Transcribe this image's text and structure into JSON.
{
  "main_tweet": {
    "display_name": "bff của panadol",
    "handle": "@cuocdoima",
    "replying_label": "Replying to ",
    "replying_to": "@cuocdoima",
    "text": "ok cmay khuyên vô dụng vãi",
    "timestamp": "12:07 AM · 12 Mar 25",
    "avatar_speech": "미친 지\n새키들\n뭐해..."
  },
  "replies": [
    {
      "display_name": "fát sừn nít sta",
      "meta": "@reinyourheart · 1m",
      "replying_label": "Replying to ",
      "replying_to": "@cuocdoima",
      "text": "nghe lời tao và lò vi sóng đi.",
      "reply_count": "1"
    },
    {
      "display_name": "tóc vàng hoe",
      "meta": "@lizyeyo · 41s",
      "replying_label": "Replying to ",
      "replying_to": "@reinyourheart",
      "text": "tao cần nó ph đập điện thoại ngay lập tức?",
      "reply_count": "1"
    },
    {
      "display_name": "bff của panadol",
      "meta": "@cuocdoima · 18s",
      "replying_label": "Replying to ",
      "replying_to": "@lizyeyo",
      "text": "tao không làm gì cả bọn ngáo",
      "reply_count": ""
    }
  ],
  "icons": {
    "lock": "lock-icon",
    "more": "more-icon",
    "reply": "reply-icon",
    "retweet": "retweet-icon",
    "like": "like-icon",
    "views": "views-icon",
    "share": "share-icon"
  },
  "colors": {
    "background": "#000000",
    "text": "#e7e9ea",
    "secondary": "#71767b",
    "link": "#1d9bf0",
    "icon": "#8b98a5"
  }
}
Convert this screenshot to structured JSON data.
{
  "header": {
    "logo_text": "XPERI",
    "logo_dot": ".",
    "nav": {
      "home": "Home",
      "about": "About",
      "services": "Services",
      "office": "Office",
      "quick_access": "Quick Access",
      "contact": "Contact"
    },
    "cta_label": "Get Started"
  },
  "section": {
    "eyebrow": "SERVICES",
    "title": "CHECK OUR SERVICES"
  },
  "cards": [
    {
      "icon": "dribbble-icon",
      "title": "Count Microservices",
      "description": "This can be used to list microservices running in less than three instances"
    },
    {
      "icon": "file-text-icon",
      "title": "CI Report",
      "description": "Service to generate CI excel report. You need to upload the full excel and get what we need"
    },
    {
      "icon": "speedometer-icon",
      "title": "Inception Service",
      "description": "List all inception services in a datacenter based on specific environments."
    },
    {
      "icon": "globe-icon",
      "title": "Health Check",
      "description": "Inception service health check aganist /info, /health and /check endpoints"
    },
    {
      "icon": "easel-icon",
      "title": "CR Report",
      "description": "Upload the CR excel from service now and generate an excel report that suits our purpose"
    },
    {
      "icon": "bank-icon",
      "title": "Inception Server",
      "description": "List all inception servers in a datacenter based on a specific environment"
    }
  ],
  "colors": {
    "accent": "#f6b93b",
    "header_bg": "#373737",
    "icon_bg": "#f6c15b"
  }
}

* WHAT YOU SHOULD DO *
Every line of the data above should be copied exactly.

* RESULT FOR THIS TASK *
Transcribe this image's text and structure into JSON.
{
  "main_tweet": {
    "display_name": "bff của panadol",
    "handle": "@cuocdoima",
    "replying_label": "Replying to ",
    "replying_to": "@cuocdoima",
    "text": "ok cmay khuyên vô dụng vãi",
    "timestamp": "12:07 AM · 12 Mar 25",
    "avatar_speech": "미친 지\n새키들\n뭐해..."
  },
  "replies": [
    {
      "display_name": "fát sừn nít sta",
      "meta": "@reinyourheart · 1m",
      "replying_label": "Replying to ",
      "replying_to": "@cuocdoima",
      "text": "nghe lời tao và lò vi sóng đi.",
      "reply_count": "1"
    },
    {
      "display_name": "tóc vàng hoe",
      "meta": "@lizyeyo · 41s",
      "replying_label": "Replying to ",
      "replying_to": "@reinyourheart",
      "text": "tao cần nó ph đập điện thoại ngay lập tức?",
      "reply_count": "1"
    },
    {
      "display_name": "bff của panadol",
      "meta": "@cuocdoima · 18s",
      "replying_label": "Replying to ",
      "replying_to": "@lizyeyo",
      "text": "tao không làm gì cả bọn ngáo",
      "reply_count": ""
    }
  ],
  "icons": {
    "lock": "lock-icon",
    "more": "more-icon",
    "reply": "reply-icon",
    "retweet": "retweet-icon",
    "like": "like-icon",
    "views": "views-icon",
    "share": "share-icon"
  },
  "colors": {
    "background": "#000000",
    "text": "#e7e9ea",
    "secondary": "#71767b",
    "link": "#1d9bf0",
    "icon": "#8b98a5"
  }
}
Convert this screenshot to structured JSON data.
{
  "header": {
    "logo_text": "XPERI",
    "logo_dot": ".",
    "nav": {
      "home": "Home",
      "about": "About",
      "services": "Services",
      "office": "Office",
      "quick_access": "Quick Access",
      "contact": "Contact"
    },
    "cta_label": "Get Started"
  },
  "section": {
    "eyebrow": "SERVICES",
    "title": "CHECK OUR SERVICES"
  },
  "cards": [
    {
      "icon": "dribbble-icon",
      "title": "Count Microservices",
      "description": "This can be used to list microservices running in less than three instances"
    },
    {
      "icon": "file-text-icon",
      "title": "CI Report",
      "description": "Service to generate CI excel report. You need to upload the full excel and get what we need"
    },
    {
      "icon": "speedometer-icon",
      "title": "Inception Service",
      "description": "List all inception services in a datacenter based on specific environments."
    },
    {
      "icon": "globe-icon",
      "title": "Health Check",
      "description": "Inception service health check aganist /info, /health and /check endpoints"
    },
    {
      "icon": "easel-icon",
      "title": "CR Report",
      "description": "Upload the CR excel from service now and generate an excel report that suits our purpose"
    },
    {
      "icon": "bank-icon",
      "title": "Inception Server",
      "description": "List all inception servers in a datacenter based on a specific environment"
    }
  ],
  "colors": {
    "accent": "#f6b93b",
    "header_bg": "#373737",
    "icon_bg": "#f6c15b"
  }
}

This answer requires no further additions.